### Set exercise
Rename every "legend-label" in the records below to "legend-entry" and leave everything else unchanged. Omit the pictures from your copy.

(Stored dataset items)

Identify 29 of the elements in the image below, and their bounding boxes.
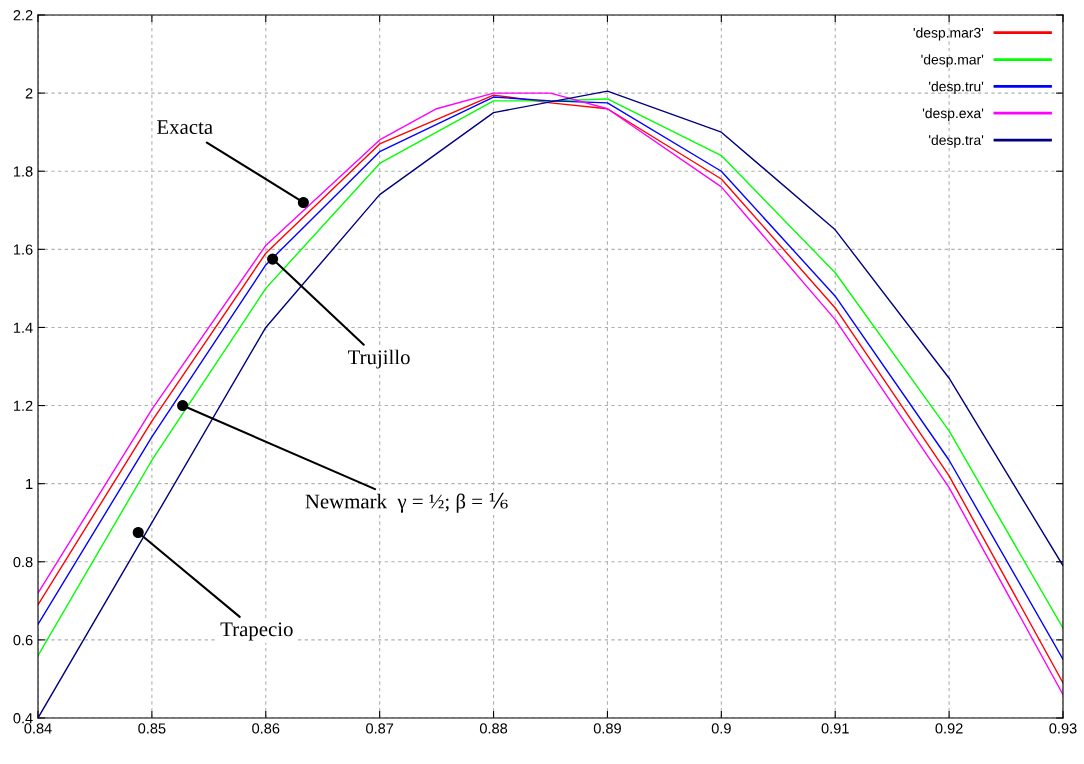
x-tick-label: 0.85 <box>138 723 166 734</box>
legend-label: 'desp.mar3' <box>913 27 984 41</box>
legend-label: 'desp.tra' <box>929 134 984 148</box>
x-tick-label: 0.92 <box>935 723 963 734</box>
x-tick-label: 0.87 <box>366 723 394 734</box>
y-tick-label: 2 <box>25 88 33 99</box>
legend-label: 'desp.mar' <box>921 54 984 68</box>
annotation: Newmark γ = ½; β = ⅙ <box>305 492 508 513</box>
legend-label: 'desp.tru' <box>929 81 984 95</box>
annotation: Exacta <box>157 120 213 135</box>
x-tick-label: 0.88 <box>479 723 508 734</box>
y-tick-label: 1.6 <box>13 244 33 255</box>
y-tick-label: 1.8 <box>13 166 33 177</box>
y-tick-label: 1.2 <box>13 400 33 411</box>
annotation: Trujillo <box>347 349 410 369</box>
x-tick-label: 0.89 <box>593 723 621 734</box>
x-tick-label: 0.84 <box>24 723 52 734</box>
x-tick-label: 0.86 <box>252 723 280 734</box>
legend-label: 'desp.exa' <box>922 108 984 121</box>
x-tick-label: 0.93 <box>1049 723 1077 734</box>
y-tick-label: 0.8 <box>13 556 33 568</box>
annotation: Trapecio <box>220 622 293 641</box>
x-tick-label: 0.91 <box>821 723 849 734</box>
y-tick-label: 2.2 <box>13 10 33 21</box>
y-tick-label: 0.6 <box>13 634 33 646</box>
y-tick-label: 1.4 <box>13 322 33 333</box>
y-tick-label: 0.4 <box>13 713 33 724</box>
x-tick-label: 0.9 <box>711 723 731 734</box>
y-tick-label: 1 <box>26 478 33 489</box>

### Full output
Identify 29 of the elements in the image below, and their bounding boxes.
x-tick-label: 0.85 <box>138 723 166 734</box>
legend-entry: 'desp.mar3' <box>913 27 984 41</box>
legend-entry: 'desp.tra' <box>929 134 984 148</box>
x-tick-label: 0.92 <box>935 723 963 734</box>
x-tick-label: 0.87 <box>366 723 394 734</box>
y-tick-label: 2 <box>25 88 33 99</box>
legend-entry: 'desp.mar' <box>921 54 984 68</box>
annotation: Newmark γ = ½; β = ⅙ <box>305 492 508 513</box>
legend-entry: 'desp.tru' <box>929 81 984 95</box>
annotation: Exacta <box>157 120 213 135</box>
x-tick-label: 0.88 <box>479 723 508 734</box>
y-tick-label: 1.6 <box>13 244 33 255</box>
y-tick-label: 1.8 <box>13 166 33 177</box>
y-tick-label: 1.2 <box>13 400 33 411</box>
annotation: Trujillo <box>347 349 410 369</box>
x-tick-label: 0.89 <box>593 723 621 734</box>
x-tick-label: 0.84 <box>24 723 52 734</box>
x-tick-label: 0.86 <box>252 723 280 734</box>
legend-entry: 'desp.exa' <box>922 108 984 121</box>
x-tick-label: 0.93 <box>1049 723 1077 734</box>
y-tick-label: 0.8 <box>13 556 33 568</box>
annotation: Trapecio <box>220 622 293 641</box>
x-tick-label: 0.91 <box>821 723 849 734</box>
y-tick-label: 2.2 <box>13 10 33 21</box>
y-tick-label: 0.6 <box>13 634 33 646</box>
y-tick-label: 1.4 <box>13 322 33 333</box>
y-tick-label: 0.4 <box>13 713 33 724</box>
x-tick-label: 0.9 <box>711 723 731 734</box>
y-tick-label: 1 <box>26 478 33 489</box>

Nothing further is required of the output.